(TASK INPUT)

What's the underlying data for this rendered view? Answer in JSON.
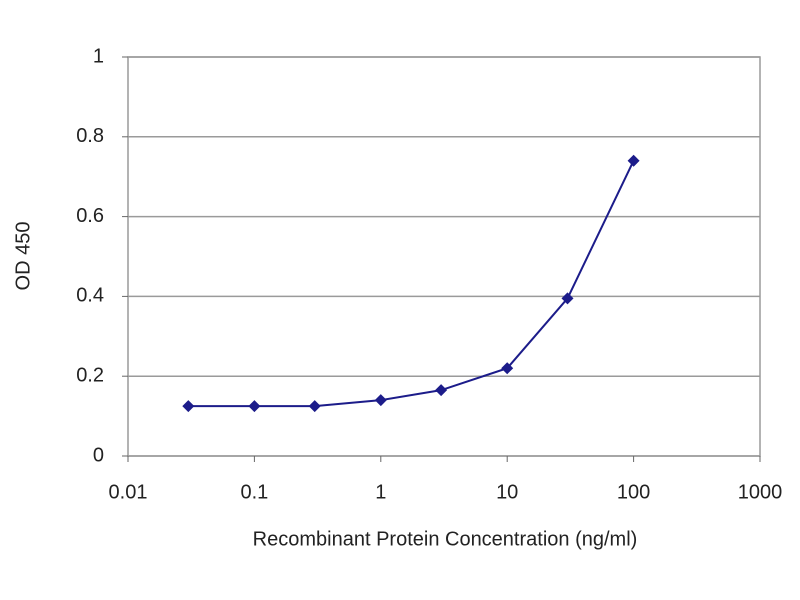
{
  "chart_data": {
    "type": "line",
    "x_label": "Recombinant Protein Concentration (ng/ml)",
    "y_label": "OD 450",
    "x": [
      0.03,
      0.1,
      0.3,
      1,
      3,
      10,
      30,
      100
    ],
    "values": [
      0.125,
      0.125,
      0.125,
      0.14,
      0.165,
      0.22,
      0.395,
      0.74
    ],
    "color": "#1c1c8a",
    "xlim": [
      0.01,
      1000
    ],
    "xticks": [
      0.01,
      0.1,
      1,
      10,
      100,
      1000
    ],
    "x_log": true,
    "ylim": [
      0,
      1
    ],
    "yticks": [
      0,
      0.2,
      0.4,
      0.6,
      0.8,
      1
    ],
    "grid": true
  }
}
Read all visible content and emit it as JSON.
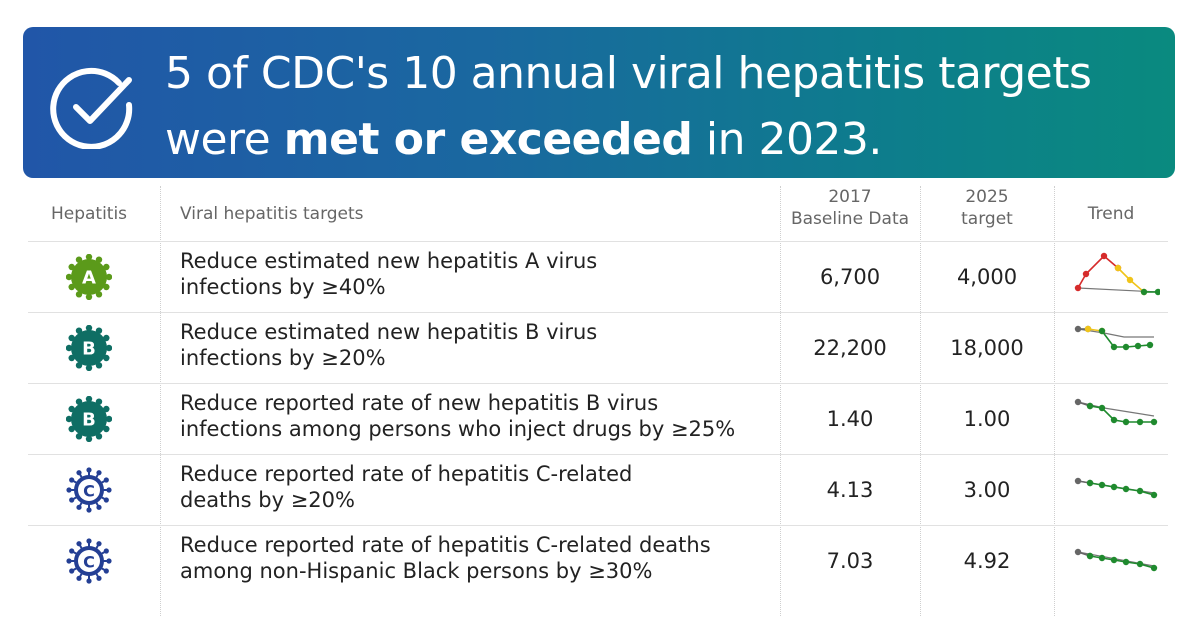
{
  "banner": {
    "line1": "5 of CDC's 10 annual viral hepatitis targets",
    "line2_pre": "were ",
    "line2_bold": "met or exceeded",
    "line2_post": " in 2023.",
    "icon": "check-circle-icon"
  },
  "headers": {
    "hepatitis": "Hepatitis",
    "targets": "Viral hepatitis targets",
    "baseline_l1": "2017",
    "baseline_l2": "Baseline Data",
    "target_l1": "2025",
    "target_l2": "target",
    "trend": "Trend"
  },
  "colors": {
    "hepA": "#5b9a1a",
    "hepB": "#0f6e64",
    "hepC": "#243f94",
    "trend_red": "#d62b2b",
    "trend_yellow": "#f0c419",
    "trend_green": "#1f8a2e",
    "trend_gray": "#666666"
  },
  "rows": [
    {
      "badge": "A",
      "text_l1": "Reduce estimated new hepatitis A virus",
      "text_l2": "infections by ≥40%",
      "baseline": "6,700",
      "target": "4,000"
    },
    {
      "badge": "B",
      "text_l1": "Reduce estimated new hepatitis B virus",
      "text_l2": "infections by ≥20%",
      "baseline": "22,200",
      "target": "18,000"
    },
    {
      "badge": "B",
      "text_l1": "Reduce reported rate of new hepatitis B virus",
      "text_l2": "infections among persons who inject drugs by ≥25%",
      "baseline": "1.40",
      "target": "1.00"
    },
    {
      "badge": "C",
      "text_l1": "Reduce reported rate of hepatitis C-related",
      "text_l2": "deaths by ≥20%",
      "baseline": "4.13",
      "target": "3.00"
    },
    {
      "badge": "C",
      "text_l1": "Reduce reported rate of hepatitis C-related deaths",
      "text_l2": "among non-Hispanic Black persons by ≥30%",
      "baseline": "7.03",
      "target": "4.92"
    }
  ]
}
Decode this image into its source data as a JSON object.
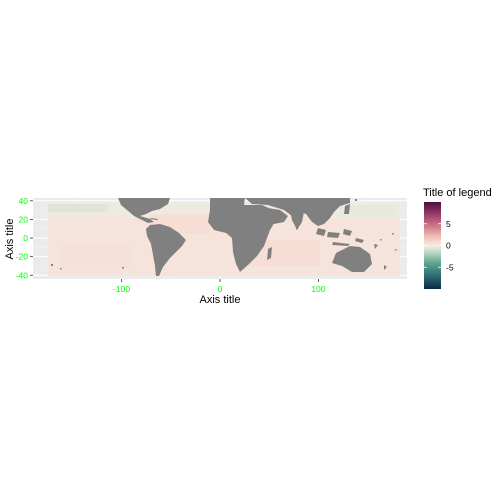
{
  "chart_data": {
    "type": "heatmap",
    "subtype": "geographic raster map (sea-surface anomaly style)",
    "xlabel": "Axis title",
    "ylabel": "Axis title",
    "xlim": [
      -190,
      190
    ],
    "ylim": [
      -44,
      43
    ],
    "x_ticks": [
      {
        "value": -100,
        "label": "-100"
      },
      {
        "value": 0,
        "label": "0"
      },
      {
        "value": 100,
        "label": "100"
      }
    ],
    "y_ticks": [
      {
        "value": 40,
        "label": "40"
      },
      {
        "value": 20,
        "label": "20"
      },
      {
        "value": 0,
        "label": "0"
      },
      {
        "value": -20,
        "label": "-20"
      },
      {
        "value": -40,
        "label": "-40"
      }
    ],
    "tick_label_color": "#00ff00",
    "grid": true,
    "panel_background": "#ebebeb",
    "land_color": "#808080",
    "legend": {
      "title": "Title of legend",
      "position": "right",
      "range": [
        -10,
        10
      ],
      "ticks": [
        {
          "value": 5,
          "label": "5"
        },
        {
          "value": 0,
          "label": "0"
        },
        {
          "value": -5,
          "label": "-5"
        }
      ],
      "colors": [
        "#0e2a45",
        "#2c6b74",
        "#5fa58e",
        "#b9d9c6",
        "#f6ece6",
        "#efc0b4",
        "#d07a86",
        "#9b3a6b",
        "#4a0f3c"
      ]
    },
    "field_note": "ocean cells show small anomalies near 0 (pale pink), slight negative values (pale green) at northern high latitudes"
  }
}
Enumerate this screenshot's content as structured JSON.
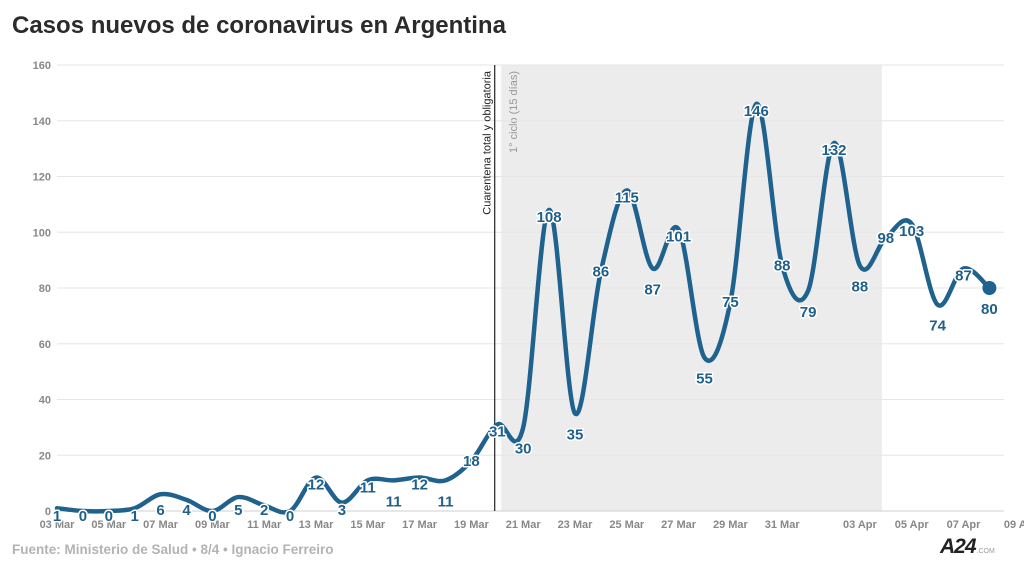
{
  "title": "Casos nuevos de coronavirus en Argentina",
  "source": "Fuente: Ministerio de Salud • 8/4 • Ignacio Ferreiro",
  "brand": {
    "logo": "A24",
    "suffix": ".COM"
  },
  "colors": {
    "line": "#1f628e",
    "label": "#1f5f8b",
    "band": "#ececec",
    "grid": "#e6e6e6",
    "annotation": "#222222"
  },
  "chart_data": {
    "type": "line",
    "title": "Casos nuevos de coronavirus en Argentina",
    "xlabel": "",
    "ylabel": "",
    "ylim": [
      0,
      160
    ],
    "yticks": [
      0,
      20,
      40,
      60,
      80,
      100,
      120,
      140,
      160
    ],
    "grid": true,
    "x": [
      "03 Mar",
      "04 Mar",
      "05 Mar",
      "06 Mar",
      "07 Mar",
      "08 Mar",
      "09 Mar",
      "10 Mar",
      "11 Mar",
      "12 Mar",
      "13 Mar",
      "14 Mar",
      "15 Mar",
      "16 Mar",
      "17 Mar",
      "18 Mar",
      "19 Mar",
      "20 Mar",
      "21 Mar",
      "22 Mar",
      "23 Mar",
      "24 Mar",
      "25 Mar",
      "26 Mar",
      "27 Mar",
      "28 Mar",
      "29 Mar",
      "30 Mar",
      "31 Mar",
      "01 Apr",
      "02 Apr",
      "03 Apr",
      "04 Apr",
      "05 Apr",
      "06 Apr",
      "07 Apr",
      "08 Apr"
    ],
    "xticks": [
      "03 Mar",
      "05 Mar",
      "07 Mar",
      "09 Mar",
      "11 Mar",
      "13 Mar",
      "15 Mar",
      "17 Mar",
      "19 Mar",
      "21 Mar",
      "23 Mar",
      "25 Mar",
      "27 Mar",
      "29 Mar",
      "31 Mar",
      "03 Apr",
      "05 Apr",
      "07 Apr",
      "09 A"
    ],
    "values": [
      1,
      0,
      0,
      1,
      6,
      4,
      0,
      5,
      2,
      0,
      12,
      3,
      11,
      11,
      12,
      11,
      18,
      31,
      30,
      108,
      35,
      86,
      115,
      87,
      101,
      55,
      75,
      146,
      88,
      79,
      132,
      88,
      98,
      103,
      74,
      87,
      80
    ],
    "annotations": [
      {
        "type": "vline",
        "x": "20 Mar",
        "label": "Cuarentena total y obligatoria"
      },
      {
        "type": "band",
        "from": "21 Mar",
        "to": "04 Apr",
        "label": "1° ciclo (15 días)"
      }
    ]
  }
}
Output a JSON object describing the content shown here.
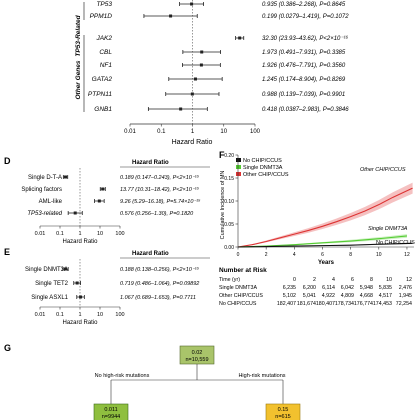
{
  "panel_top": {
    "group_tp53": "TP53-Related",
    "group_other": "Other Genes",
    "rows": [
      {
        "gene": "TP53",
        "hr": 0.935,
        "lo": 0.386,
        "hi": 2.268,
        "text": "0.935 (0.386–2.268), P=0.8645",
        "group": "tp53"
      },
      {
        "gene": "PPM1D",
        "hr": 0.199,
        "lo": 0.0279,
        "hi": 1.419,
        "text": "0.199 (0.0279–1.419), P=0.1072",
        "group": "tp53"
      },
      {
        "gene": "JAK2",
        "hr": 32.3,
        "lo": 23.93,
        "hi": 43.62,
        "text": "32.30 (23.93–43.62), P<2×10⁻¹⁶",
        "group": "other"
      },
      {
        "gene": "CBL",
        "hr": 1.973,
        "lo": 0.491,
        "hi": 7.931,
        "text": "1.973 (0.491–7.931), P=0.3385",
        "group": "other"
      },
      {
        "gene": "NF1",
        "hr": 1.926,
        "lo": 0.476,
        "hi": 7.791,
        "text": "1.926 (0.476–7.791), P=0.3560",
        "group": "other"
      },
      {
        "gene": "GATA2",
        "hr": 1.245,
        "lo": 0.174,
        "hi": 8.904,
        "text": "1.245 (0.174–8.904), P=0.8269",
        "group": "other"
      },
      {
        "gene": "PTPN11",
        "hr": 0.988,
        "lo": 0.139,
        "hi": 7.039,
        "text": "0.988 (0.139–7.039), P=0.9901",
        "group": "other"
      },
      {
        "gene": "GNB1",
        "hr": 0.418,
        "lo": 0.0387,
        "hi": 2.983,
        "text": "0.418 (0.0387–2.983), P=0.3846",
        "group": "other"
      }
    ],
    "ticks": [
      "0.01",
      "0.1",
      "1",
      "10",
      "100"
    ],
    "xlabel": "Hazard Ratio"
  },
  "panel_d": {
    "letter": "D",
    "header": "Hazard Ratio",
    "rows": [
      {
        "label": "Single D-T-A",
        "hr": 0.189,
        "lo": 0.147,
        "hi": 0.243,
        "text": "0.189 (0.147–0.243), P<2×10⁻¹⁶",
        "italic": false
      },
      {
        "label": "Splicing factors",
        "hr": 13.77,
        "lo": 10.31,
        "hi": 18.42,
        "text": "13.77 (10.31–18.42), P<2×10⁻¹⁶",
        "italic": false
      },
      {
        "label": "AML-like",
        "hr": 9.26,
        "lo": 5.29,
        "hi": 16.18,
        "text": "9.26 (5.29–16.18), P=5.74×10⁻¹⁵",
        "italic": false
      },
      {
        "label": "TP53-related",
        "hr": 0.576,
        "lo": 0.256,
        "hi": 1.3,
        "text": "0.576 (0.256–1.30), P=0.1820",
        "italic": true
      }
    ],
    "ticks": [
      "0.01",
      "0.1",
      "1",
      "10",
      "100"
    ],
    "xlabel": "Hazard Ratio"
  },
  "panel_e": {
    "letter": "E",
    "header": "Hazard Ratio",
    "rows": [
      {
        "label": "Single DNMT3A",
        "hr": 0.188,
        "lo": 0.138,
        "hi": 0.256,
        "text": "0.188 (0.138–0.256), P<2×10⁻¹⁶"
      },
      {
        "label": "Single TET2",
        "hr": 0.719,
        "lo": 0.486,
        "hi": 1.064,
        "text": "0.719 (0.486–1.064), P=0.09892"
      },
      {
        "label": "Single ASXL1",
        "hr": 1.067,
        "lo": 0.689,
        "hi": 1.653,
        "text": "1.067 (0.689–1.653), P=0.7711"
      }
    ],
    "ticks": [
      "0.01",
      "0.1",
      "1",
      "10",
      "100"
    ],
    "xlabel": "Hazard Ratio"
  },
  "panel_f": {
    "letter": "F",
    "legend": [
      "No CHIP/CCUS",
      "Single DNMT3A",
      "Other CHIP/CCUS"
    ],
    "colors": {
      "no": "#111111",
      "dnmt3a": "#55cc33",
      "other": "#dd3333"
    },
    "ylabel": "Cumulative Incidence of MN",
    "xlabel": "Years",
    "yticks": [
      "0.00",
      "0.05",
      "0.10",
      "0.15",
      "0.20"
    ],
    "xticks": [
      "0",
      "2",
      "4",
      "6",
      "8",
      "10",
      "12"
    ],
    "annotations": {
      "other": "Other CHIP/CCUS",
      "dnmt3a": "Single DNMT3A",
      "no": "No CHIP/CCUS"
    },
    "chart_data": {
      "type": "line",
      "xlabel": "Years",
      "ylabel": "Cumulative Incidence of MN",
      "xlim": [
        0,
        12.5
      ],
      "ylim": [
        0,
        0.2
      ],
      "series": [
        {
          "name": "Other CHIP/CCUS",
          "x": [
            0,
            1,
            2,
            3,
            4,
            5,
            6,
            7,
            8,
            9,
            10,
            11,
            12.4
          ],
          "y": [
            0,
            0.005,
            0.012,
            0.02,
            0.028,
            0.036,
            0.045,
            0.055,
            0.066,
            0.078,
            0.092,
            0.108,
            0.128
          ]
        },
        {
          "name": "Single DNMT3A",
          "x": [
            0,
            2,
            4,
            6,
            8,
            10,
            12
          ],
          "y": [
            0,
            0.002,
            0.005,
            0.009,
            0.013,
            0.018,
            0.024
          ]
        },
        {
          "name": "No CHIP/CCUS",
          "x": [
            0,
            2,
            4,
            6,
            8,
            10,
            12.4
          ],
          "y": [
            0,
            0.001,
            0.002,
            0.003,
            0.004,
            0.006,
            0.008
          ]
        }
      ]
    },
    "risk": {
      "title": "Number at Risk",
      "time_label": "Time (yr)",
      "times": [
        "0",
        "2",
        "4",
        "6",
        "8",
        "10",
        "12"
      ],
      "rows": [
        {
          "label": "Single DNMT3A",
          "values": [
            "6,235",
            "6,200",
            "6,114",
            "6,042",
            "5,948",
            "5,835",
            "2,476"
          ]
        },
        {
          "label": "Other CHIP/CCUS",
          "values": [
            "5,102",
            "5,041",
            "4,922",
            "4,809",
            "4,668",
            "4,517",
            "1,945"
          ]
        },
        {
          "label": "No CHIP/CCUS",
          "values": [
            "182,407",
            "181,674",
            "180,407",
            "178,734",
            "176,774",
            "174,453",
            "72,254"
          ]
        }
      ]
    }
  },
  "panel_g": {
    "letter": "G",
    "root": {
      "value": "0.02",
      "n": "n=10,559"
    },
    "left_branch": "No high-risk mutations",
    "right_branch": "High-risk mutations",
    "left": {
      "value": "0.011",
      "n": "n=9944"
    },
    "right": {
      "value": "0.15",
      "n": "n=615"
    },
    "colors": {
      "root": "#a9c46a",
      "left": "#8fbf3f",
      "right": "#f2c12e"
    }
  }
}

(End TASK INPUT)

If a line in the records contains the word "targets", copy it out.

**FINAL ANSWER**.
    "line1": "5 of CDC's 10 annual viral hepatitis targets",
    "targets": "Viral hepatitis targets",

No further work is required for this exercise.